____ DATASET RECORDS
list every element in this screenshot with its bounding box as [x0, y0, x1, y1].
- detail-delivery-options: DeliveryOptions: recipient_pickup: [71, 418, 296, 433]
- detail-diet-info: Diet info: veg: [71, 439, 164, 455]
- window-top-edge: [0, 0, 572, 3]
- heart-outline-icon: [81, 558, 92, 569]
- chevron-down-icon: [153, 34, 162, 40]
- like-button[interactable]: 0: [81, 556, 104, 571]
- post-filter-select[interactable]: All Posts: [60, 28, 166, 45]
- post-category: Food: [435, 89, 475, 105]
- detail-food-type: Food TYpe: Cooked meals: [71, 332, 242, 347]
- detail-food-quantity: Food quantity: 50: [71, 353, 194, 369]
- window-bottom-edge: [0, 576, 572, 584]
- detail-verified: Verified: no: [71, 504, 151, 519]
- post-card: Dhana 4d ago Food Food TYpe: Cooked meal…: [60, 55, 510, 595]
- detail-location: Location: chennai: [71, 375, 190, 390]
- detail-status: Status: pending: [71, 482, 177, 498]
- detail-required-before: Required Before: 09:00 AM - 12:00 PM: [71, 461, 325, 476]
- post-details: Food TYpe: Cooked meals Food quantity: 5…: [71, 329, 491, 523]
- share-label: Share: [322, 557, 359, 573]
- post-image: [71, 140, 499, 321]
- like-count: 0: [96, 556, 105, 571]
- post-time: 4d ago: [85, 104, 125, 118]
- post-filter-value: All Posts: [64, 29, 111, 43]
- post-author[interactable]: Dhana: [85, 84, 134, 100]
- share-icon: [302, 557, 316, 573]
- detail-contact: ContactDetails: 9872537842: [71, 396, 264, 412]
________
(EXERCISE AIM):
Please copy the listing above line for line, with no changes.

(OUTPUT):
list every element in this screenshot with its bounding box as [x0, y0, x1, y1].
- detail-delivery-options: DeliveryOptions: recipient_pickup: [71, 418, 296, 433]
- detail-diet-info: Diet info: veg: [71, 439, 164, 455]
- window-top-edge: [0, 0, 572, 3]
- heart-outline-icon: [81, 558, 92, 569]
- chevron-down-icon: [153, 34, 162, 40]
- like-button[interactable]: 0: [81, 556, 104, 571]
- post-filter-select[interactable]: All Posts: [60, 28, 166, 45]
- post-category: Food: [435, 89, 475, 105]
- detail-food-type: Food TYpe: Cooked meals: [71, 332, 242, 347]
- detail-food-quantity: Food quantity: 50: [71, 353, 194, 369]
- window-bottom-edge: [0, 576, 572, 584]
- detail-verified: Verified: no: [71, 504, 151, 519]
- post-card: Dhana 4d ago Food Food TYpe: Cooked meal…: [60, 55, 510, 595]
- detail-location: Location: chennai: [71, 375, 190, 390]
- detail-status: Status: pending: [71, 482, 177, 498]
- detail-required-before: Required Before: 09:00 AM - 12:00 PM: [71, 461, 325, 476]
- post-details: Food TYpe: Cooked meals Food quantity: 5…: [71, 329, 491, 523]
- share-label: Share: [322, 557, 359, 573]
- post-image: [71, 140, 499, 321]
- like-count: 0: [96, 556, 105, 571]
- post-time: 4d ago: [85, 104, 125, 118]
- post-filter-value: All Posts: [64, 29, 111, 43]
- post-author[interactable]: Dhana: [85, 84, 134, 100]
- share-icon: [302, 557, 316, 573]
- detail-contact: ContactDetails: 9872537842: [71, 396, 264, 412]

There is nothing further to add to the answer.